• _Written task_
Copy all lines in which the word "name" can be found.

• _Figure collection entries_
--

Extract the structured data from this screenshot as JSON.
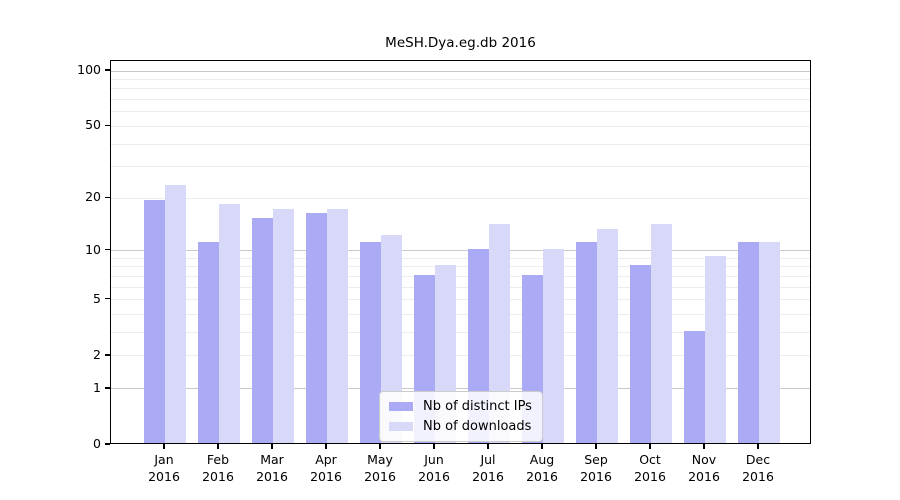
{
  "chart_data": {
    "type": "bar",
    "title": "MeSH.Dya.eg.db 2016",
    "categories": [
      "Jan",
      "Feb",
      "Mar",
      "Apr",
      "May",
      "Jun",
      "Jul",
      "Aug",
      "Sep",
      "Oct",
      "Nov",
      "Dec"
    ],
    "year_label": "2016",
    "series": [
      {
        "name": "Nb of distinct IPs",
        "color": "#aaaaf5",
        "values": [
          19,
          11,
          15,
          16,
          11,
          7,
          10,
          7,
          11,
          8,
          3,
          11
        ]
      },
      {
        "name": "Nb of downloads",
        "color": "#d8d8f8",
        "values": [
          23,
          18,
          17,
          17,
          12,
          8,
          14,
          10,
          13,
          14,
          9,
          11
        ]
      }
    ],
    "y_scale": "log1p",
    "y_tick_labels": [
      100,
      50,
      20,
      10,
      5,
      2,
      1,
      0
    ],
    "y_major_gridlines": [
      1,
      10,
      100
    ],
    "y_minor_gridlines": [
      2,
      3,
      4,
      5,
      6,
      7,
      8,
      9,
      20,
      30,
      40,
      50,
      60,
      70,
      80,
      90
    ],
    "ylim": [
      0,
      113
    ],
    "grid": true,
    "legend_position": "bottom-center",
    "axis_color": "#000000",
    "gridline_minor_color": "#ededed",
    "gridline_major_color": "#c9c9c9"
  }
}
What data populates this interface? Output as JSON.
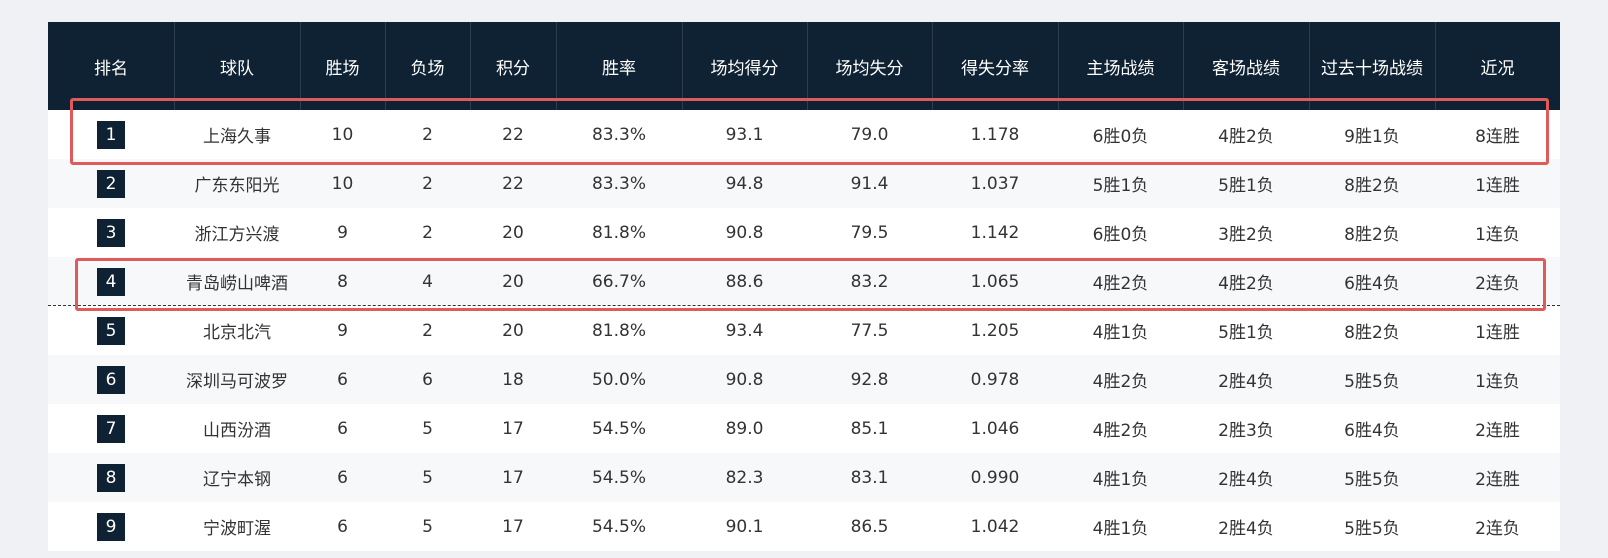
{
  "table": {
    "header": [
      "排名",
      "球队",
      "胜场",
      "负场",
      "积分",
      "胜率",
      "场均得分",
      "场均失分",
      "得失分率",
      "主场战绩",
      "客场战绩",
      "过去十场战绩",
      "近况"
    ],
    "rows": [
      [
        "1",
        "上海久事",
        "10",
        "2",
        "22",
        "83.3%",
        "93.1",
        "79.0",
        "1.178",
        "6胜0负",
        "4胜2负",
        "9胜1负",
        "8连胜"
      ],
      [
        "2",
        "广东东阳光",
        "10",
        "2",
        "22",
        "83.3%",
        "94.8",
        "91.4",
        "1.037",
        "5胜1负",
        "5胜1负",
        "8胜2负",
        "1连胜"
      ],
      [
        "3",
        "浙江方兴渡",
        "9",
        "2",
        "20",
        "81.8%",
        "90.8",
        "79.5",
        "1.142",
        "6胜0负",
        "3胜2负",
        "8胜2负",
        "1连负"
      ],
      [
        "4",
        "青岛崂山啤酒",
        "8",
        "4",
        "20",
        "66.7%",
        "88.6",
        "83.2",
        "1.065",
        "4胜2负",
        "4胜2负",
        "6胜4负",
        "2连负"
      ],
      [
        "5",
        "北京北汽",
        "9",
        "2",
        "20",
        "81.8%",
        "93.4",
        "77.5",
        "1.205",
        "4胜1负",
        "5胜1负",
        "8胜2负",
        "1连胜"
      ],
      [
        "6",
        "深圳马可波罗",
        "6",
        "6",
        "18",
        "50.0%",
        "90.8",
        "92.8",
        "0.978",
        "4胜2负",
        "2胜4负",
        "5胜5负",
        "1连负"
      ],
      [
        "7",
        "山西汾酒",
        "6",
        "5",
        "17",
        "54.5%",
        "89.0",
        "85.1",
        "1.046",
        "4胜2负",
        "2胜3负",
        "6胜4负",
        "2连胜"
      ],
      [
        "8",
        "辽宁本钢",
        "6",
        "5",
        "17",
        "54.5%",
        "82.3",
        "83.1",
        "0.990",
        "4胜1负",
        "2胜4负",
        "5胜5负",
        "2连胜"
      ],
      [
        "9",
        "宁波町渥",
        "6",
        "5",
        "17",
        "54.5%",
        "90.1",
        "86.5",
        "1.042",
        "4胜1负",
        "2胜4负",
        "5胜5负",
        "2连负"
      ]
    ]
  }
}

--

• _Result of the exercise_
        "name": "Nb of distinct IPs",
        "name": "Nb of downloads",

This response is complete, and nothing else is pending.